▶ _RECORDS SHOWN_:
+---+

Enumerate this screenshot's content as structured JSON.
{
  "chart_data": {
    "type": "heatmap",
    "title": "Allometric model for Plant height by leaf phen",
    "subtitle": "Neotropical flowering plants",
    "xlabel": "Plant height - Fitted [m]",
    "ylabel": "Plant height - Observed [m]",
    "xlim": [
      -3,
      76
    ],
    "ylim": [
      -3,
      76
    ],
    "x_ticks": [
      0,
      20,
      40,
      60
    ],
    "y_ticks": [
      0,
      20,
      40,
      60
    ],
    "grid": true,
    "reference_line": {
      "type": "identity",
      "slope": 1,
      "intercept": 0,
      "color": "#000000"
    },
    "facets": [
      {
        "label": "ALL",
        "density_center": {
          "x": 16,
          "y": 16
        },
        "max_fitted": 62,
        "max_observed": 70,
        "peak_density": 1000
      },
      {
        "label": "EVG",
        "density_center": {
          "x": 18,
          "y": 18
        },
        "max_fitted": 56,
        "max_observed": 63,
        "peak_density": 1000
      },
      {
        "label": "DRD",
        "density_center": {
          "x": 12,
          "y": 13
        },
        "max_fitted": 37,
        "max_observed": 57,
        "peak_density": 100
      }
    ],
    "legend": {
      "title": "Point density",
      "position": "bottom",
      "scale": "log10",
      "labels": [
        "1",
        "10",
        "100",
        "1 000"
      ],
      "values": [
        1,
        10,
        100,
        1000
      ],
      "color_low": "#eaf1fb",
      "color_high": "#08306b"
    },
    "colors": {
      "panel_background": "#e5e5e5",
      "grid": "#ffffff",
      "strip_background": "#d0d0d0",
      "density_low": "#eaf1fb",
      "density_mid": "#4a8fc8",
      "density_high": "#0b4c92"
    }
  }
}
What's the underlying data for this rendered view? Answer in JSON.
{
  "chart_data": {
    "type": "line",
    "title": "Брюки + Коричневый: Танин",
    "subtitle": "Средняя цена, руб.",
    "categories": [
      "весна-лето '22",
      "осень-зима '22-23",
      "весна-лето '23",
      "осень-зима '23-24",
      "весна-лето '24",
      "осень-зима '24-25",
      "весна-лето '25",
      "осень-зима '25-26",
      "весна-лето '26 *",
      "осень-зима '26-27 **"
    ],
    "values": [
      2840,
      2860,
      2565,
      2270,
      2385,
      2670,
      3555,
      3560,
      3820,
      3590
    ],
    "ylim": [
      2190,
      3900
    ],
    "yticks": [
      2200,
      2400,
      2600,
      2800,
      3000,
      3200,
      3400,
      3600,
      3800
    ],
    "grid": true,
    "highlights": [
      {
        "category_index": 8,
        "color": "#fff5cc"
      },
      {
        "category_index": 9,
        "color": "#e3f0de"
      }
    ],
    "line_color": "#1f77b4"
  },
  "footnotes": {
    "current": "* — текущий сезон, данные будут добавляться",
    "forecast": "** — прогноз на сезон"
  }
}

+---+

Reproduce each record exactly as it appears.

▶ _EXERCISE OUTPUT_:
Enumerate this screenshot's content as structured JSON.
{
  "chart_data": {
    "type": "heatmap",
    "title": "Allometric model for Plant height by leaf phen",
    "subtitle": "Neotropical flowering plants",
    "xlabel": "Plant height - Fitted [m]",
    "ylabel": "Plant height - Observed [m]",
    "xlim": [
      -3,
      76
    ],
    "ylim": [
      -3,
      76
    ],
    "x_ticks": [
      0,
      20,
      40,
      60
    ],
    "y_ticks": [
      0,
      20,
      40,
      60
    ],
    "grid": true,
    "reference_line": {
      "type": "identity",
      "slope": 1,
      "intercept": 0,
      "color": "#000000"
    },
    "facets": [
      {
        "label": "ALL",
        "density_center": {
          "x": 16,
          "y": 16
        },
        "max_fitted": 62,
        "max_observed": 70,
        "peak_density": 1000
      },
      {
        "label": "EVG",
        "density_center": {
          "x": 18,
          "y": 18
        },
        "max_fitted": 56,
        "max_observed": 63,
        "peak_density": 1000
      },
      {
        "label": "DRD",
        "density_center": {
          "x": 12,
          "y": 13
        },
        "max_fitted": 37,
        "max_observed": 57,
        "peak_density": 100
      }
    ],
    "legend": {
      "title": "Point density",
      "position": "bottom",
      "scale": "log10",
      "labels": [
        "1",
        "10",
        "100",
        "1 000"
      ],
      "values": [
        1,
        10,
        100,
        1000
      ],
      "color_low": "#eaf1fb",
      "color_high": "#08306b"
    },
    "colors": {
      "panel_background": "#e5e5e5",
      "grid": "#ffffff",
      "strip_background": "#d0d0d0",
      "density_low": "#eaf1fb",
      "density_mid": "#4a8fc8",
      "density_high": "#0b4c92"
    }
  }
}
What's the underlying data for this rendered view? Answer in JSON.
{
  "chart_data": {
    "type": "line",
    "title": "Брюки + Коричневый: Танин",
    "subtitle": "Средняя цена, руб.",
    "categories": [
      "весна-лето '22",
      "осень-зима '22-23",
      "весна-лето '23",
      "осень-зима '23-24",
      "весна-лето '24",
      "осень-зима '24-25",
      "весна-лето '25",
      "осень-зима '25-26",
      "весна-лето '26 *",
      "осень-зима '26-27 **"
    ],
    "values": [
      2840,
      2860,
      2565,
      2270,
      2385,
      2670,
      3555,
      3560,
      3820,
      3590
    ],
    "ylim": [
      2190,
      3900
    ],
    "yticks": [
      2200,
      2400,
      2600,
      2800,
      3000,
      3200,
      3400,
      3600,
      3800
    ],
    "grid": true,
    "highlights": [
      {
        "category_index": 8,
        "color": "#fff5cc"
      },
      {
        "category_index": 9,
        "color": "#e3f0de"
      }
    ],
    "line_color": "#1f77b4"
  },
  "footnotes": {
    "current": "* — текущий сезон, данные будут добавляться",
    "forecast": "** — прогноз на сезон"
  }
}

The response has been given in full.